▶ _DIRECTIONS_
Take every line from the listing below that includes "Question" and copy it.

Extracted data entries:
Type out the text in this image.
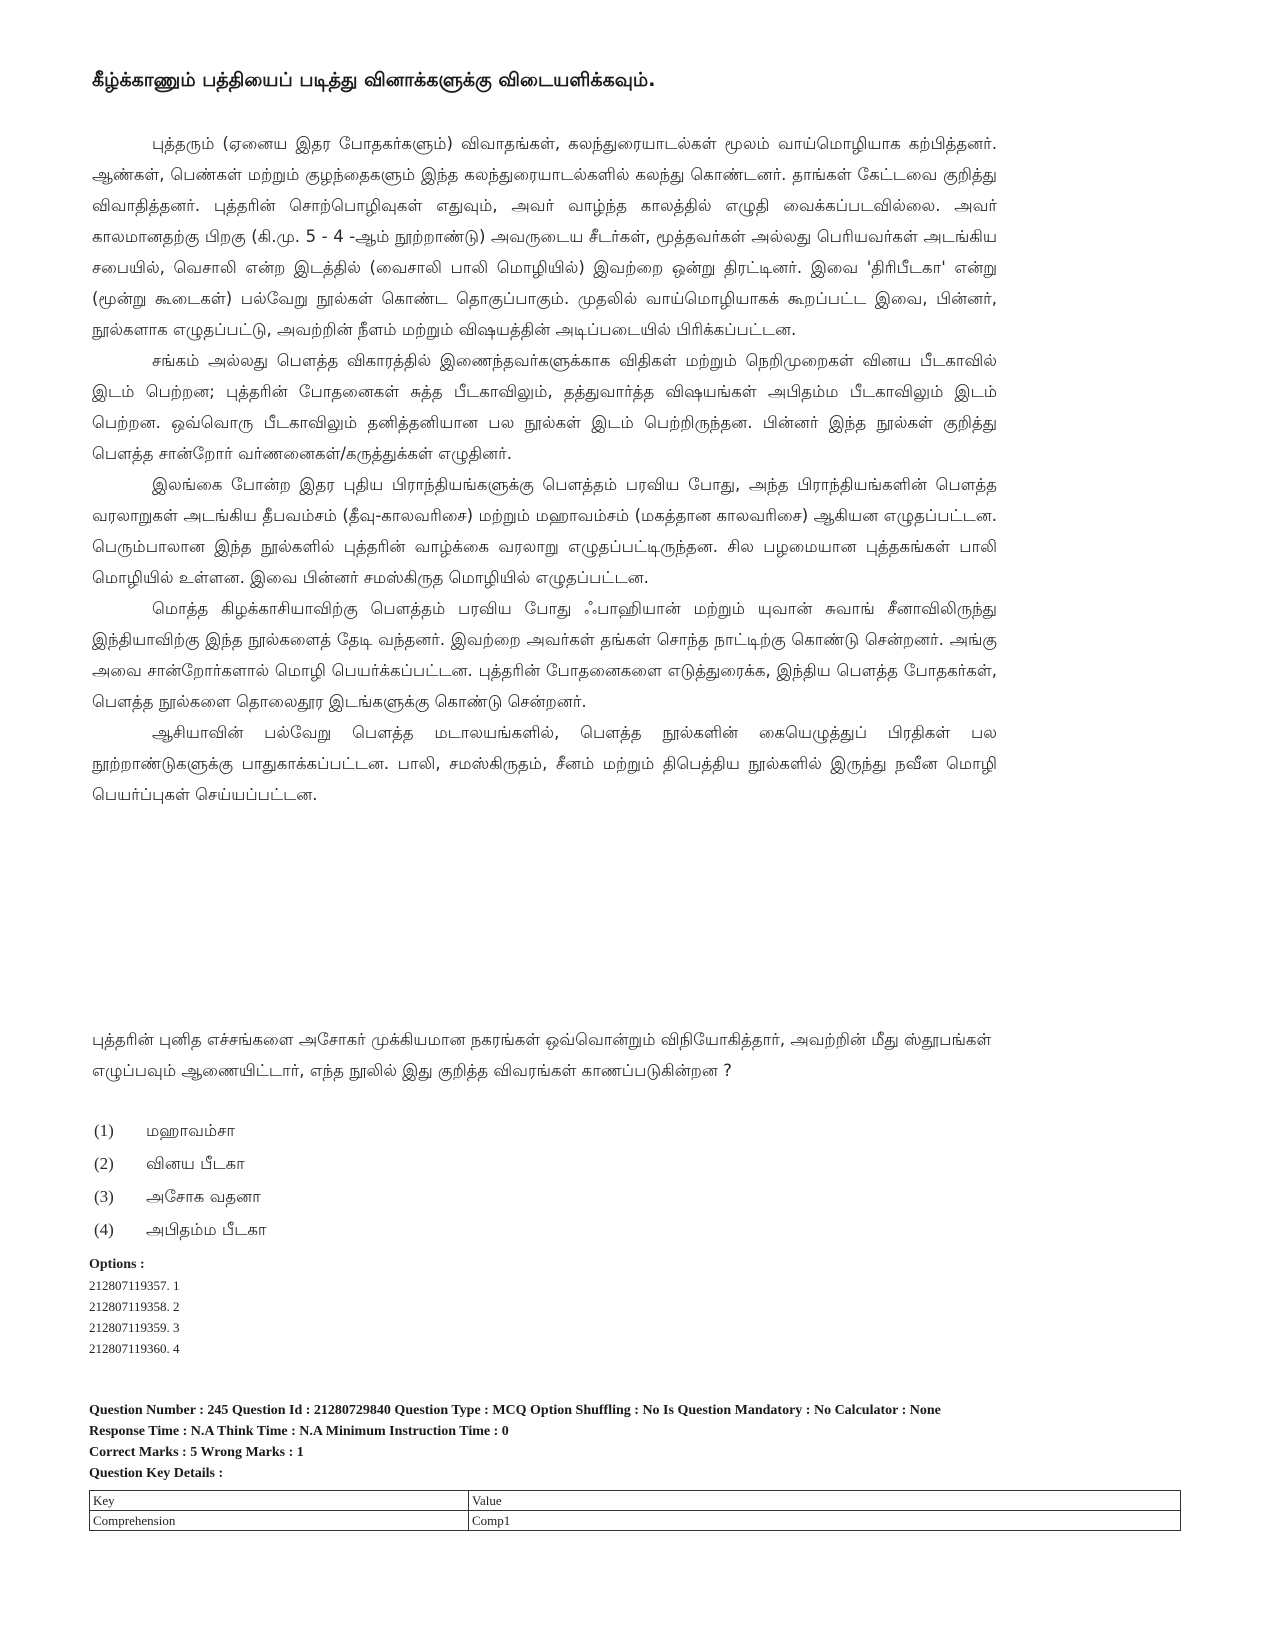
கீழ்க்காணும் பத்தியைப் படித்து வினாக்களுக்கு விடையளிக்கவும்.

புத்தரும் (ஏனைய இதர போதகர்களும்) விவாதங்கள், கலந்துரையாடல்கள் மூலம் வாய்மொழியாக கற்பித்தனர். ஆண்கள், பெண்கள் மற்றும் குழந்தைகளும் இந்த கலந்துரையாடல்களில் கலந்து கொண்டனர். தாங்கள் கேட்டவை குறித்து விவாதித்தனர். புத்தரின் சொற்பொழிவுகள் எதுவும், அவர் வாழ்ந்த காலத்தில் எழுதி வைக்கப்படவில்லை. அவர் காலமானதற்கு பிறகு (கி.மு. 5 - 4 -ஆம் நூற்றாண்டு) அவருடைய சீடர்கள், மூத்தவர்கள் அல்லது பெரியவர்கள் அடங்கிய சபையில், வெசாலி என்ற இடத்தில் (வைசாலி பாலி மொழியில்) இவற்றை ஒன்று திரட்டினர். இவை 'திரிபீடகா' என்று (மூன்று கூடைகள்) பல்வேறு நூல்கள் கொண்ட தொகுப்பாகும். முதலில் வாய்மொழியாகக் கூறப்பட்ட இவை, பின்னர், நூல்களாக எழுதப்பட்டு, அவற்றின் நீளம் மற்றும் விஷயத்தின் அடிப்படையில் பிரிக்கப்பட்டன.

சங்கம் அல்லது பௌத்த விகாரத்தில் இணைந்தவர்களுக்காக விதிகள் மற்றும் நெறிமுறைகள் வினய பீடகாவில் இடம் பெற்றன; புத்தரின் போதனைகள் சுத்த பீடகாவிலும், தத்துவார்த்த விஷயங்கள் அபிதம்ம பீடகாவிலும் இடம் பெற்றன. ஒவ்வொரு பீடகாவிலும் தனித்தனியான பல நூல்கள் இடம் பெற்றிருந்தன. பின்னர் இந்த நூல்கள் குறித்து பௌத்த சான்றோர் வர்ணனைகள்/கருத்துக்கள் எழுதினர்.

இலங்கை போன்ற இதர புதிய பிராந்தியங்களுக்கு பௌத்தம் பரவிய போது, அந்த பிராந்தியங்களின் பௌத்த வரலாறுகள் அடங்கிய தீபவம்சம் (தீவு-காலவரிசை) மற்றும் மஹாவம்சம் (மகத்தான காலவரிசை) ஆகியன எழுதப்பட்டன. பெரும்பாலான இந்த நூல்களில் புத்தரின் வாழ்க்கை வரலாறு எழுதப்பட்டிருந்தன. சில பழமையான புத்தகங்கள் பாலி மொழியில் உள்ளன. இவை பின்னர் சமஸ்கிருத மொழியில் எழுதப்பட்டன.

மொத்த கிழக்காசியாவிற்கு பௌத்தம் பரவிய போது ஃபாஹியான் மற்றும் யுவான் சுவாங் சீனாவிலிருந்து இந்தியாவிற்கு இந்த நூல்களைத் தேடி வந்தனர். இவற்றை அவர்கள் தங்கள் சொந்த நாட்டிற்கு கொண்டு சென்றனர். அங்கு அவை சான்றோர்களால் மொழி பெயர்க்கப்பட்டன. புத்தரின் போதனைகளை எடுத்துரைக்க, இந்திய பௌத்த போதகர்கள், பௌத்த நூல்களை தொலைதூர இடங்களுக்கு கொண்டு சென்றனர்.

ஆசியாவின் பல்வேறு பௌத்த மடாலயங்களில், பௌத்த நூல்களின் கையெழுத்துப் பிரதிகள் பல நூற்றாண்டுகளுக்கு பாதுகாக்கப்பட்டன. பாலி, சமஸ்கிருதம், சீனம் மற்றும் திபெத்திய நூல்களில் இருந்து நவீன மொழி பெயர்ப்புகள் செய்யப்பட்டன.

புத்தரின் புனித எச்சங்களை அசோகர் முக்கியமான நகரங்கள் ஒவ்வொன்றும் விநியோகித்தார், அவற்றின் மீது ஸ்தூபங்கள் எழுப்பவும் ஆணையிட்டார், எந்த நூலில் இது குறித்த விவரங்கள் காணப்படுகின்றன ?
(1) மஹாவம்சா
(2) வினய பீடகா
(3) அசோக வதனா
(4) அபிதம்ம பீடகா
Options :
212807119357. 1
212807119358. 2
212807119359. 3
212807119360. 4
Question Number : 245 Question Id : 21280729840 Question Type : MCQ Option Shuffling : No Is Question Mandatory : No Calculator : None
Response Time : N.A Think Time : N.A Minimum Instruction Time : 0
Correct Marks : 5 Wrong Marks : 1
Question Key Details :
Key	Value
Comprehension	Comp1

▶ _RESPONSE BELOW_
Question Number : 245 Question Id : 21280729840 Question Type : MCQ Option Shuffling : No Is Question Mandatory : No Calculator : None
Question Key Details :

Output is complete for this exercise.